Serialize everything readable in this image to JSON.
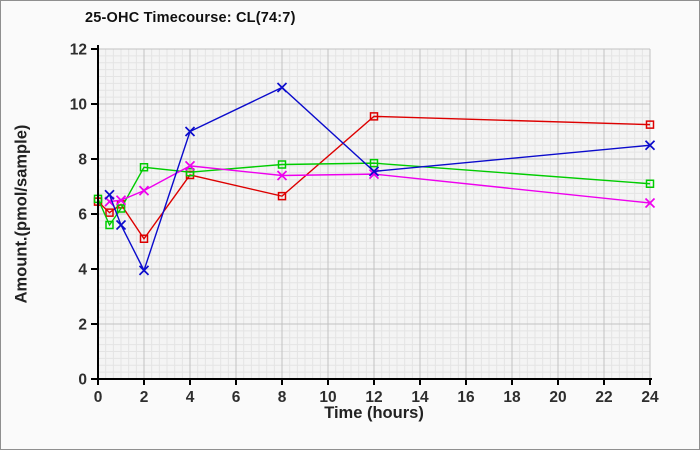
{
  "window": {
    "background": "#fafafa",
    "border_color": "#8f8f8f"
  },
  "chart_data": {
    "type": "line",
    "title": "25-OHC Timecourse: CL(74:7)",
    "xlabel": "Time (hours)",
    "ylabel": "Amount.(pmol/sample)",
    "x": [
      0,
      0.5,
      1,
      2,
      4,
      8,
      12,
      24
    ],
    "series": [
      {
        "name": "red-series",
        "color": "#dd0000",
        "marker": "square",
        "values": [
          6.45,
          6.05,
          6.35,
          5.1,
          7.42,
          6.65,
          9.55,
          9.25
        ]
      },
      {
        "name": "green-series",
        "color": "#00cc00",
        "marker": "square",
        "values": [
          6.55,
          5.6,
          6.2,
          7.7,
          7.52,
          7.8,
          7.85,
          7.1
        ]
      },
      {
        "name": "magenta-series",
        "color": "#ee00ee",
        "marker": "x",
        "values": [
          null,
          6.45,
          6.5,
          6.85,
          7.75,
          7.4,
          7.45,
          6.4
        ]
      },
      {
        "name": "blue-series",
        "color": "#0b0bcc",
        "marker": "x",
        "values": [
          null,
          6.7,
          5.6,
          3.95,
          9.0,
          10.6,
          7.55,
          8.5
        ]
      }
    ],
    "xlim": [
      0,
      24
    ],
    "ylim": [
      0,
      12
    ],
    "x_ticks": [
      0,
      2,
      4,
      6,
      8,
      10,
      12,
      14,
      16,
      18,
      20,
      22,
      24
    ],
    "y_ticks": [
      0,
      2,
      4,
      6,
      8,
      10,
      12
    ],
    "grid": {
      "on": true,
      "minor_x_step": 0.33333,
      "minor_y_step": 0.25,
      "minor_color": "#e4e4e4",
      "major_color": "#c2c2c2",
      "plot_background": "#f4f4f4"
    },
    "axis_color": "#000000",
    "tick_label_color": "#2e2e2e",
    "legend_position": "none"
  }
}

□ □ □ □ □ □ □

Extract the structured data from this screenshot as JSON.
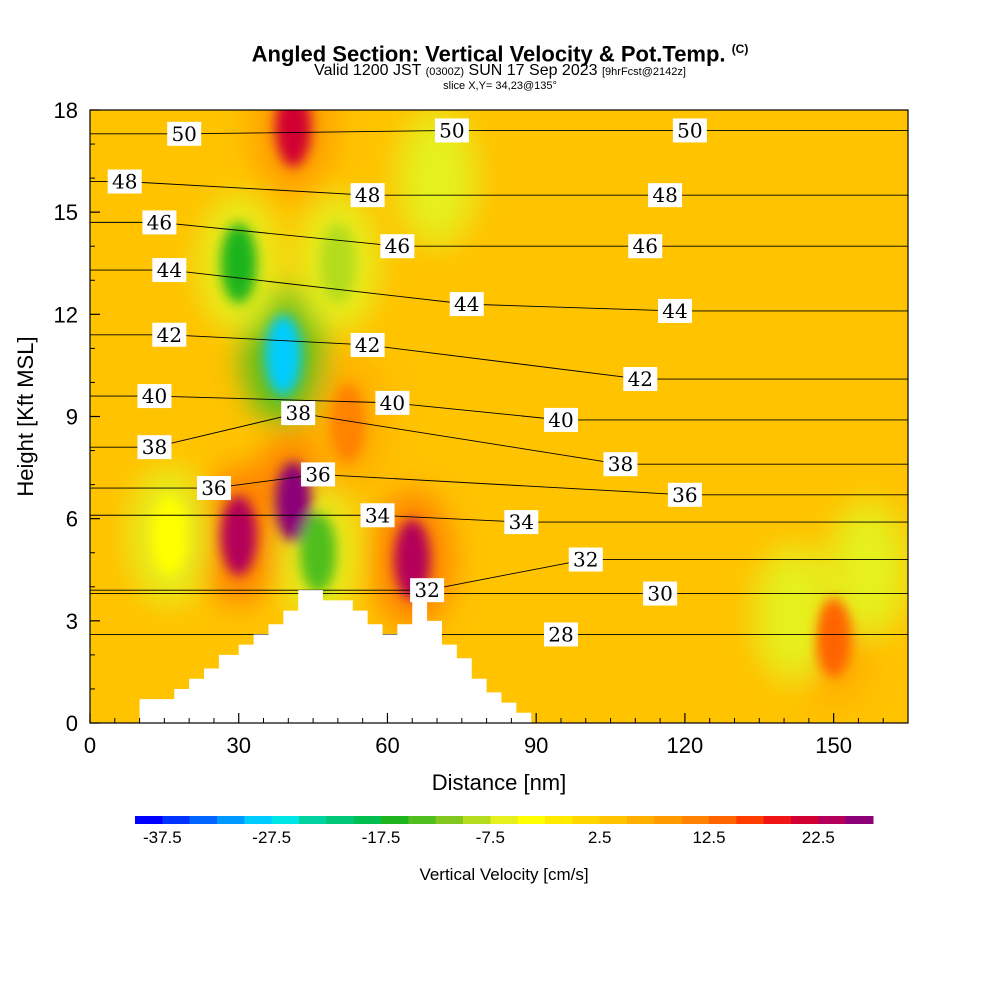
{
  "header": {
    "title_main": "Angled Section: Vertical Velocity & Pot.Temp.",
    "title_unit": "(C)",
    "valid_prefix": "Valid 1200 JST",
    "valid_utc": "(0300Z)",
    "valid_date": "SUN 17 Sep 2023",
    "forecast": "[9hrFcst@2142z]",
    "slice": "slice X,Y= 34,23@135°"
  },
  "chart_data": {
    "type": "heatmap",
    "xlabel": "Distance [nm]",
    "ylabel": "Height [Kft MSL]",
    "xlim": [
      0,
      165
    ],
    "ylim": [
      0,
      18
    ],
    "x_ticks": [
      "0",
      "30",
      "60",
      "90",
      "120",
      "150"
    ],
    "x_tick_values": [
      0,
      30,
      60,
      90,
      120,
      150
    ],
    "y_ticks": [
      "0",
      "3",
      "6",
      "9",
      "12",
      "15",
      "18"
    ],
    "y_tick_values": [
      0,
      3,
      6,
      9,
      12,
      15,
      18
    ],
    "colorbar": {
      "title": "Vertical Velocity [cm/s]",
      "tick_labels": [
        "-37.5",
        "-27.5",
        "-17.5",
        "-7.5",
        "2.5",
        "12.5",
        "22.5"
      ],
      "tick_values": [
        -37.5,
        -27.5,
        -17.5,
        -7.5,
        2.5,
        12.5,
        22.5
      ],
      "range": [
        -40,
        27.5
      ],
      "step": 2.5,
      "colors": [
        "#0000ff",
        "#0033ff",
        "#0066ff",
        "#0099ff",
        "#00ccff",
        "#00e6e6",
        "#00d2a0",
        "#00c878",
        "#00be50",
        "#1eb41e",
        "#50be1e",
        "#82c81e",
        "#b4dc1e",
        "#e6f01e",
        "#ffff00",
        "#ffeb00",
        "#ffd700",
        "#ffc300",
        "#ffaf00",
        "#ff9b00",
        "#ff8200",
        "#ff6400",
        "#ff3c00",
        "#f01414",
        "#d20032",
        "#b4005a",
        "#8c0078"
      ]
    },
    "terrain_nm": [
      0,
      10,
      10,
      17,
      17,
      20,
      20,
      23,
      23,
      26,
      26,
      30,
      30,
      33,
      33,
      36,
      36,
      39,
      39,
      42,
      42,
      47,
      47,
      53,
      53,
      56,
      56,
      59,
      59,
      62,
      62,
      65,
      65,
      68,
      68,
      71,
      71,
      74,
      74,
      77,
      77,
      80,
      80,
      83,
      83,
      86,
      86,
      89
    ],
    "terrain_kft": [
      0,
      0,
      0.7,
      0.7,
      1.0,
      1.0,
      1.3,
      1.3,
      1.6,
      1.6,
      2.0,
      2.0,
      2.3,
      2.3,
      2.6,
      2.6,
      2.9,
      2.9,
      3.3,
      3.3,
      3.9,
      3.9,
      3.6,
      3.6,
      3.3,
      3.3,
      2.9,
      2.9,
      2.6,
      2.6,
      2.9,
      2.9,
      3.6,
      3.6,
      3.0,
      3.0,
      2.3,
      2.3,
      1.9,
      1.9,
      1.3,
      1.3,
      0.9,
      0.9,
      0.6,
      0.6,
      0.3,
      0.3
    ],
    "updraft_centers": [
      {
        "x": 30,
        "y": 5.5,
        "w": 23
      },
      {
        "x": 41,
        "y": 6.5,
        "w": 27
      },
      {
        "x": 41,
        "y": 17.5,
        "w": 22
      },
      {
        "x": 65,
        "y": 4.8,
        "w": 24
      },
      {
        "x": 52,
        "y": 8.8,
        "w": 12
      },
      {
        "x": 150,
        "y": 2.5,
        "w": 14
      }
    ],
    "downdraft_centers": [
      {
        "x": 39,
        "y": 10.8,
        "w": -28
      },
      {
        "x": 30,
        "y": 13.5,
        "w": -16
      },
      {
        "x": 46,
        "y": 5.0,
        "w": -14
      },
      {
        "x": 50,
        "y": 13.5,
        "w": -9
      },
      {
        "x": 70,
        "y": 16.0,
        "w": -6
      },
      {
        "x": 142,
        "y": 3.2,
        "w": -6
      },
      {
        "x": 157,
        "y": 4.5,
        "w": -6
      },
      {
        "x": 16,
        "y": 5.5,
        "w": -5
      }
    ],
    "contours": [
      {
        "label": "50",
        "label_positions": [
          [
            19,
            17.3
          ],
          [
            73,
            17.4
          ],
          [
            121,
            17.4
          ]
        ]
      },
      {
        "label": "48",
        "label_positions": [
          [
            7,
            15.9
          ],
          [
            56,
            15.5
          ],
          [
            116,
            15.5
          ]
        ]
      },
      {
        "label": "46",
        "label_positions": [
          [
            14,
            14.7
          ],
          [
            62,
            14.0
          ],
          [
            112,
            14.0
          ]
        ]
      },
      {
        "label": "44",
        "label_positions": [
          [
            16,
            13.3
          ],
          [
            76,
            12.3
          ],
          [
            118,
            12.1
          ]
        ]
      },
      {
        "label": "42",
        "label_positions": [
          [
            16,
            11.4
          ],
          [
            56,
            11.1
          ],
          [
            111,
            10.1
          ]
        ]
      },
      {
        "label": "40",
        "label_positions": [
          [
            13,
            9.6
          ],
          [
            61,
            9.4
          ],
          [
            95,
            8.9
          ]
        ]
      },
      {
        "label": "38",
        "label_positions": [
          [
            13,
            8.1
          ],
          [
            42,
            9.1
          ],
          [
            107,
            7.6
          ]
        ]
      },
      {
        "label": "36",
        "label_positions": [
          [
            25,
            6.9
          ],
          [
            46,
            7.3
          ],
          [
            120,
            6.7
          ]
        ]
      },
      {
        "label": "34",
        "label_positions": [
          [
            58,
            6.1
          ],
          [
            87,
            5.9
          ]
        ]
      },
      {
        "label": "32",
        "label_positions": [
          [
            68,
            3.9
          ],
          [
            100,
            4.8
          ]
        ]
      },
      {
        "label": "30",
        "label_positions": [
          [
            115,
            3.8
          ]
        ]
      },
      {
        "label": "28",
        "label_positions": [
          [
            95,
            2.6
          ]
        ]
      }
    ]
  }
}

□ □ □ □ □ □ □

* _WHAT IS ASKED_: Which lines hold the word "series"? Copy every one of them.

* _ANSWER_:
    "series": [
        "name": "red-series",
        "name": "green-series",
        "name": "magenta-series",
        "name": "blue-series",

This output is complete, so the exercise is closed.